▸ **What is asked**:
Below are the records; pull every line that includes "detekcie".

▸ **Dataset records**:
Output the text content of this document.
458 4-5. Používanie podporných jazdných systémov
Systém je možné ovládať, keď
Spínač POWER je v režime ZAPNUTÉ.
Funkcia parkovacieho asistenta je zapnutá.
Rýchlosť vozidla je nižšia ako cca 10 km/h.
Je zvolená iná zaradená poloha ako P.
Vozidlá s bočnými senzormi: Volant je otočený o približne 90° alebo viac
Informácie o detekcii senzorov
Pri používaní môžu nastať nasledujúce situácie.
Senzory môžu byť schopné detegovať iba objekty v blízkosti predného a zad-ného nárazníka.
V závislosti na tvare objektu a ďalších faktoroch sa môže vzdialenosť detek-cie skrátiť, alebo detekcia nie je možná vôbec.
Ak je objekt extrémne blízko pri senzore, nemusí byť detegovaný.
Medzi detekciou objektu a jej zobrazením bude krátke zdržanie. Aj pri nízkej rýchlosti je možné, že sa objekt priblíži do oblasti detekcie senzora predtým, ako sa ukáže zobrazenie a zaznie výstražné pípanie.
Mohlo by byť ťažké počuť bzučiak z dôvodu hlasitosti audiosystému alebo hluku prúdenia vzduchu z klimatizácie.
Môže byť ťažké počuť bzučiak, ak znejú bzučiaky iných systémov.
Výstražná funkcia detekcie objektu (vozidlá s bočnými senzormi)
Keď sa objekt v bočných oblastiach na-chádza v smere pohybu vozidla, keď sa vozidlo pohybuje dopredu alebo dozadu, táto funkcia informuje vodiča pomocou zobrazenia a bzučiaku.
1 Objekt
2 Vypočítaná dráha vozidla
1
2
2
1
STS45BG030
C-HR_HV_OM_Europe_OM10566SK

▸ **Result**:
Medzi detekciou objektu a jej zobrazením bude krátke zdržanie. Aj pri nízkej rýchlosti je možné, že sa objekt priblíži do oblasti detekcie senzora predtým, ako sa ukáže zobrazenie a zaznie výstražné pípanie.
Výstražná funkcia detekcie objektu (vozidlá s bočnými senzormi)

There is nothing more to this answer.